### Provided text

------------------------------------------------------------------------

It is located at the northern part of Sangeh Village, Abiansemal District Badung Regency. It is about 21 km from Denpasar and can be reached by car easily with a good road condition.
In the 17th century during the golden period of Mengwi kingdom, I Gusti Ketut Karangasem, son of Gusti Agung Made Agung (King of Mengwi) founded a temple in the midst of nutmeg tree forest, later, it was called Bukit Sari Temple. The nutmeg tree forest with extent of 10 hectares is a holy territory that is securitized by Sangeh Customary Village and its vicinity. In the middle of such green and dense forest, lives over 600 tame and friendly monkeys that all the time appeal to visitor. Part from functioning as sacred place, Sangeh Monkey Forest, the forest along with the monkeys comes to be a fascinating tourist object that is worth visiting.

------------------------------------------------------------------------

### Required actions
1. List every number given in the passage on Sangeh Monkey Forest, and say what each one measures.
2. Resume the passage on Sangeh Monkey Forest, picking up after its last sentence.

Spatial annotation records:
------------------------------------------------------------------------

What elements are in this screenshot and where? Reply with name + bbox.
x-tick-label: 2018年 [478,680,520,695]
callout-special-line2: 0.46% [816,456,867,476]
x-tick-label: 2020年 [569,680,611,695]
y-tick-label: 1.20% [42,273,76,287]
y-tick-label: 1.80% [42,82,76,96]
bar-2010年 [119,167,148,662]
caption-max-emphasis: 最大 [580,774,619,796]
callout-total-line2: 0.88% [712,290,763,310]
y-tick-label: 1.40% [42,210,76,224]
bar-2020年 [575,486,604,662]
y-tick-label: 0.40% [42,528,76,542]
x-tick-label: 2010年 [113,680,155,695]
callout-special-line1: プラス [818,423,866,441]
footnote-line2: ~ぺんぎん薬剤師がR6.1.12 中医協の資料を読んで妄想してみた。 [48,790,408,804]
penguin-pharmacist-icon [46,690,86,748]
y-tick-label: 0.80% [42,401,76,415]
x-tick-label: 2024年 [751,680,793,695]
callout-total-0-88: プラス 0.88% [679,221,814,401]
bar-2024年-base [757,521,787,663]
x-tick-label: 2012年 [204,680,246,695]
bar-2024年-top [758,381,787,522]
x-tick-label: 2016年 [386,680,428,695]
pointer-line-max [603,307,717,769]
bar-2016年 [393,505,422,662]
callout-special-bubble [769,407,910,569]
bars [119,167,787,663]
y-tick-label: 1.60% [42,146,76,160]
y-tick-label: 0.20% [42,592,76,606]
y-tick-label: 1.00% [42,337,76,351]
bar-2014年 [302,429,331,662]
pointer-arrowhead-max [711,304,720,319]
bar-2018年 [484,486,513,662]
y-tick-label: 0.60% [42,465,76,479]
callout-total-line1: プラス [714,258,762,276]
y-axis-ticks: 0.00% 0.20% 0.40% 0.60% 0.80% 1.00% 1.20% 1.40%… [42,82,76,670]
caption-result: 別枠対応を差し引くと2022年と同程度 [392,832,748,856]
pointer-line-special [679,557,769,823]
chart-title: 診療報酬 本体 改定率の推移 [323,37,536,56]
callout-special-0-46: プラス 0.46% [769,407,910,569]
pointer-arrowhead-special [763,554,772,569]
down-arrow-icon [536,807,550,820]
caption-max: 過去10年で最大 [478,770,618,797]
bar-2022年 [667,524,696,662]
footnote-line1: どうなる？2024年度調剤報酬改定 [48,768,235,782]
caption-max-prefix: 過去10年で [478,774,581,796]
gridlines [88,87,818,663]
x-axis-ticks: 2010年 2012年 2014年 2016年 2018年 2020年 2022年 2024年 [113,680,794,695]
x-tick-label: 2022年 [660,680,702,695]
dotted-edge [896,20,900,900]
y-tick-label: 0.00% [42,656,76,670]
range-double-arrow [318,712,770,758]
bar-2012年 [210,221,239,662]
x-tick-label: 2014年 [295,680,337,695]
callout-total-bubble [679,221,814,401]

------------------------------------------------------------------------

### Task results
1.
- 21 km: the distance from Denpasar
- 17th century: when the temple was founded, during the golden period of the Mengwi kingdom
- 10 hectares: the size of the nutmeg tree forest
- over 600: the number of monkeys living in the forest

2.
According to the mythology from the local villagers, the word Sangeh is derived from the root “Sang” that means a determiner for person and “Ngeh” means seeing or observing. It is said that the nutmeg trees growing in the forest were originated from Mount Agung that performed a journey to Taman Ayun. They would be going to festoon the garden belonged to Mengwi Kingdom. Their journey was carried out in the evening to avoid from being observed. Unfortunately, people saw the nutmeg trees walking in a procession. They suddenly stopped. Spot where they stopped was named Sangeh that means one who sees.
A very wide parking lot, with starred–hotel standard toilet facility, souvenir and snack kiosks are also available to fulfill visitor’s need.
Sangeh Monkey Forest and Taman Sari Temple managed by :
Sangeh Monkey Forest is managed by Desa Adat Sangeh, Abiansemal, Badung, Bali.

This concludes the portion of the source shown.